Short task: List every line in the entries below that contains the word "Черный".

[start of Listed records]

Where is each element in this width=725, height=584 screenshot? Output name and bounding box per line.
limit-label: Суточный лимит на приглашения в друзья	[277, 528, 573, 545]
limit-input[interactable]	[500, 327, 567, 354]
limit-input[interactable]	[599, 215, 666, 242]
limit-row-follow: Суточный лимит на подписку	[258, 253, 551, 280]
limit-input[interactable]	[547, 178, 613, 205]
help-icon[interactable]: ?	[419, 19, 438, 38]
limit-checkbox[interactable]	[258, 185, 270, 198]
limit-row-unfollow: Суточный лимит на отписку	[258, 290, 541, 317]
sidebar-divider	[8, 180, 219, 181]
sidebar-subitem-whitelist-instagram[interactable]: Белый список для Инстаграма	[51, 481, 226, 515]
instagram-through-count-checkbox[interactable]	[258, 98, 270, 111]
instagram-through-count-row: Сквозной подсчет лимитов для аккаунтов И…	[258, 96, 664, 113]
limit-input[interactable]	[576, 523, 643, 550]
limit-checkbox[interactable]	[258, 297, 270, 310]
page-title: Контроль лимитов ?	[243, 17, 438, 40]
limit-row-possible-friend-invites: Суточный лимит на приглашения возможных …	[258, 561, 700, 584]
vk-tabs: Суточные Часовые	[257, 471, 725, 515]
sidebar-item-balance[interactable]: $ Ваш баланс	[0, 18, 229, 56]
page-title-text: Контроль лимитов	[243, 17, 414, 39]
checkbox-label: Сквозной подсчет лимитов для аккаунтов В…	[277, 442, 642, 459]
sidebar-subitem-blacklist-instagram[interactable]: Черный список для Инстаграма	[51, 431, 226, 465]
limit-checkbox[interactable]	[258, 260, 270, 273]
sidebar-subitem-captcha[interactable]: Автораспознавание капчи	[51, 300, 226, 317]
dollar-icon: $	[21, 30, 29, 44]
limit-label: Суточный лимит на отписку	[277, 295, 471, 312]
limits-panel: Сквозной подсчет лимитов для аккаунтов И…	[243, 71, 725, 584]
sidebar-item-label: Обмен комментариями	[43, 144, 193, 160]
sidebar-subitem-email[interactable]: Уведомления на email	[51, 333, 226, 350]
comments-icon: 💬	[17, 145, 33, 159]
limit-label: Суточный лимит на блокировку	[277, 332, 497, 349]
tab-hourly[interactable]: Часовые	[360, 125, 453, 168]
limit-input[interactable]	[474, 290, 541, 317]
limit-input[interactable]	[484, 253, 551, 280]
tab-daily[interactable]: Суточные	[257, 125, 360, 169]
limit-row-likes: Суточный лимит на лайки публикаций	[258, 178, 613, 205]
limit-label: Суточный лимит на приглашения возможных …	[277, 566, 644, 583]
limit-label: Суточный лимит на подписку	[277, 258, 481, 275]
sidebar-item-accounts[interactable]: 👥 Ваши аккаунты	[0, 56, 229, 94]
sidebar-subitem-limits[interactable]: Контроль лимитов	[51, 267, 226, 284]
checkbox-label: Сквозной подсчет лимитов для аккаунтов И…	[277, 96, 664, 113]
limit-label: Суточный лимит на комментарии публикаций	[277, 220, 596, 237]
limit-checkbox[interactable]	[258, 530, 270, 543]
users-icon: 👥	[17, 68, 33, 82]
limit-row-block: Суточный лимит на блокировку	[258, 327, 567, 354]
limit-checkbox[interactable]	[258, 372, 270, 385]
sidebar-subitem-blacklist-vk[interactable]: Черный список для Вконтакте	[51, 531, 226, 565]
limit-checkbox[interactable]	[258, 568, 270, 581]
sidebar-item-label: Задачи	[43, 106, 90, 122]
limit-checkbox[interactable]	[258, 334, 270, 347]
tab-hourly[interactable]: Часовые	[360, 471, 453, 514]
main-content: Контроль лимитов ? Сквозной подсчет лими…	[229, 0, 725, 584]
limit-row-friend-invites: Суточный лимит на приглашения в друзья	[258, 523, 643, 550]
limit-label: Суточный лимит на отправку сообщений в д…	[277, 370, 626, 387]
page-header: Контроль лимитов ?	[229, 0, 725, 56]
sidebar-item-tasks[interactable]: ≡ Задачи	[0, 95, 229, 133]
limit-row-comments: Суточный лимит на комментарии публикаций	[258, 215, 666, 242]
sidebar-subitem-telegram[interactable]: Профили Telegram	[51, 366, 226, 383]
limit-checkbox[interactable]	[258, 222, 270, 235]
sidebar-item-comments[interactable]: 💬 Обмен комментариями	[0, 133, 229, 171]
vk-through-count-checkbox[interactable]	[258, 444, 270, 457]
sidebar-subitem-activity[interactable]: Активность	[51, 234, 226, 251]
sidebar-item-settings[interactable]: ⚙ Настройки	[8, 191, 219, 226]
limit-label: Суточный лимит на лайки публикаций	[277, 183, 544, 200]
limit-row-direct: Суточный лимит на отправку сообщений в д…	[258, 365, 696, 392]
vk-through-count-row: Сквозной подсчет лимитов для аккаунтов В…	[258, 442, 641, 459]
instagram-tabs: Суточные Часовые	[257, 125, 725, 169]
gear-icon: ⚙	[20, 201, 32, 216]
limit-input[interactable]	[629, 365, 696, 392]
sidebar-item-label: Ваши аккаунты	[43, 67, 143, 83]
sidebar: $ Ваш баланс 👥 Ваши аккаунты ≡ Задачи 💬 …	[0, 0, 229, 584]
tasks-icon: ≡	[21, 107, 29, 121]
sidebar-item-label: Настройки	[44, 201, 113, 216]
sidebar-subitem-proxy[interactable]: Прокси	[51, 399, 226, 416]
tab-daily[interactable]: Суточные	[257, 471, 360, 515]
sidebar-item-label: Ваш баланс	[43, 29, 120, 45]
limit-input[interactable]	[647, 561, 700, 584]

[end of Listed records]

Task answer:
sidebar-subitem-blacklist-instagram[interactable]: Черный список для Инстаграма	[51, 431, 226, 465]
sidebar-subitem-blacklist-vk[interactable]: Черный список для Вконтакте	[51, 531, 226, 565]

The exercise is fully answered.